▶ **SET TASK**: Search the data for the string "text" and gather each line it is in.

▶ **MATERIAL FOR THE TASK**:
——————

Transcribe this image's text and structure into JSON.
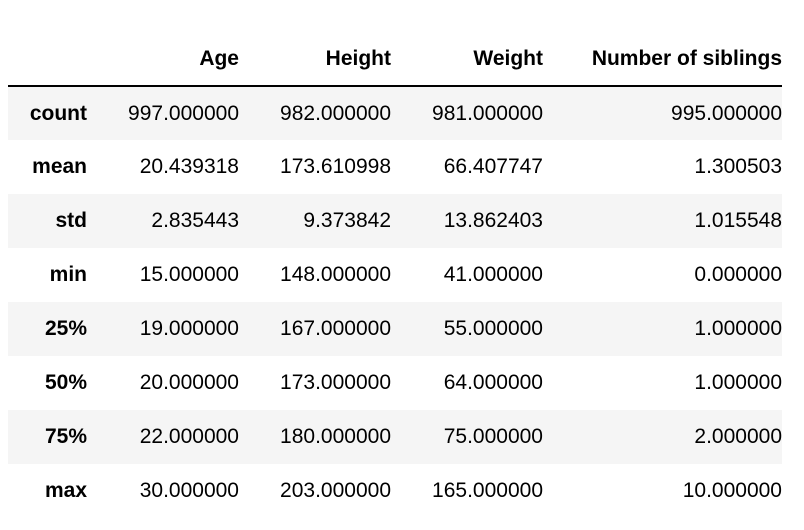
{
  "table": {
    "index_header": "",
    "columns": [
      "Age",
      "Height",
      "Weight",
      "Number of siblings"
    ],
    "rows": [
      {
        "label": "count",
        "values": [
          "997.000000",
          "982.000000",
          "981.000000",
          "995.000000"
        ]
      },
      {
        "label": "mean",
        "values": [
          "20.439318",
          "173.610998",
          "66.407747",
          "1.300503"
        ]
      },
      {
        "label": "std",
        "values": [
          "2.835443",
          "9.373842",
          "13.862403",
          "1.015548"
        ]
      },
      {
        "label": "min",
        "values": [
          "15.000000",
          "148.000000",
          "41.000000",
          "0.000000"
        ]
      },
      {
        "label": "25%",
        "values": [
          "19.000000",
          "167.000000",
          "55.000000",
          "1.000000"
        ]
      },
      {
        "label": "50%",
        "values": [
          "20.000000",
          "173.000000",
          "64.000000",
          "1.000000"
        ]
      },
      {
        "label": "75%",
        "values": [
          "22.000000",
          "180.000000",
          "75.000000",
          "2.000000"
        ]
      },
      {
        "label": "max",
        "values": [
          "30.000000",
          "203.000000",
          "165.000000",
          "10.000000"
        ]
      }
    ]
  },
  "colors": {
    "stripe": "#f5f5f5",
    "rule": "#000000",
    "text": "#000000"
  }
}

——————

▶ **REPLY TO THE EXERCISE**:
Transcribe this image's text and structure into JSON.
    "text": "#000000"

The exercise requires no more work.